- _EXERCISE DETAILS_
Your task is to filter the data below down to the lines holding "Aykırı".

- _THE INPUT_
-------------------------
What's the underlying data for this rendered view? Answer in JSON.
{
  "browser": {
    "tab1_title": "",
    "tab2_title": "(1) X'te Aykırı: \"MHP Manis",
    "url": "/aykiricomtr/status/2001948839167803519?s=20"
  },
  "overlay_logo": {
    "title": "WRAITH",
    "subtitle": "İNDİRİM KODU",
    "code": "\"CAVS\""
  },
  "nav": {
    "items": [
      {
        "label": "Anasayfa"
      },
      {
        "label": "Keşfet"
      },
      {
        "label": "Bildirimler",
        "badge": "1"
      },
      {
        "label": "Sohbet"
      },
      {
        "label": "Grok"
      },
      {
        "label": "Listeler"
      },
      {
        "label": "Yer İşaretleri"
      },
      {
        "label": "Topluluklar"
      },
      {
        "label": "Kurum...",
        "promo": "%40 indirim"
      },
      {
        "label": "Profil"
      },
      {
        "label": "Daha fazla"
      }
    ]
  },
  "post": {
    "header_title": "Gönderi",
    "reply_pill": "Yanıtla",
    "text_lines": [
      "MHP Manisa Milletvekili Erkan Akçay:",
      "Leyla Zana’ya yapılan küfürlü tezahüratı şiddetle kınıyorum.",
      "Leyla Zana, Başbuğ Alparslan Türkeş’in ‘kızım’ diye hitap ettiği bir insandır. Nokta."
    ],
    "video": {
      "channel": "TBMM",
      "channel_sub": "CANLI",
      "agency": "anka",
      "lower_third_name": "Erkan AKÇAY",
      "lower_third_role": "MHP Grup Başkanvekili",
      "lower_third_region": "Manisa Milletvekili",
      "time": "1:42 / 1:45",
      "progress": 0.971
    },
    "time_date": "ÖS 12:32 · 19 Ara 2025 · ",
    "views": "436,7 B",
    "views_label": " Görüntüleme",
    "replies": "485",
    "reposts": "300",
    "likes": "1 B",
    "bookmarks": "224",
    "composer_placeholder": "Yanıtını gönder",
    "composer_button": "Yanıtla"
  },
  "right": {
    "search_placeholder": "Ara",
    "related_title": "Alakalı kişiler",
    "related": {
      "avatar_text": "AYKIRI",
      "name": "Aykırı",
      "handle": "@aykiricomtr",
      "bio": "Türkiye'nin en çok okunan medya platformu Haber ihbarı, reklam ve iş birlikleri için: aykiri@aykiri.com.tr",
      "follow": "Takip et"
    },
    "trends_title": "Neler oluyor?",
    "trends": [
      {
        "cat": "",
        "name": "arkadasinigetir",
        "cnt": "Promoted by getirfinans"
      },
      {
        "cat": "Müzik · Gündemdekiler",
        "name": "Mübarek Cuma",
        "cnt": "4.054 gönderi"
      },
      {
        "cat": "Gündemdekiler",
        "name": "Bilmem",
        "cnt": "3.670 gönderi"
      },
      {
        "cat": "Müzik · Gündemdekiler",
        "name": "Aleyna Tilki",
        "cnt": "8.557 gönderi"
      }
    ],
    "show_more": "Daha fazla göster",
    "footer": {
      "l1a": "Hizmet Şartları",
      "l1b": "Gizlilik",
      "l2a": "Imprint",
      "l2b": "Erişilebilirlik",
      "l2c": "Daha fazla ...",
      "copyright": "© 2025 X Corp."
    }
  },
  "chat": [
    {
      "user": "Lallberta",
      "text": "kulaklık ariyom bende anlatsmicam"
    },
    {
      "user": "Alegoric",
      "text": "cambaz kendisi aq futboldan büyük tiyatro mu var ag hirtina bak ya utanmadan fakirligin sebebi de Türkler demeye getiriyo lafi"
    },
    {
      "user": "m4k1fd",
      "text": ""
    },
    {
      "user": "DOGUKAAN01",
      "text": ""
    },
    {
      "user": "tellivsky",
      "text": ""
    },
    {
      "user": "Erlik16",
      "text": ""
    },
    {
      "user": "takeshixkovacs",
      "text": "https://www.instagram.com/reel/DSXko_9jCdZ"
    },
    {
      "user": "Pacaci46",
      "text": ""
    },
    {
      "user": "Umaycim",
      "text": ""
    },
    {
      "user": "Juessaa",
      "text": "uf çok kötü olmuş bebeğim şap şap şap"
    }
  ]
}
-------------------------
- _PROBLEM SOLUTION_
    "tab2_title": "(1) X'te Aykırı: \"MHP Manis",
      "name": "Aykırı",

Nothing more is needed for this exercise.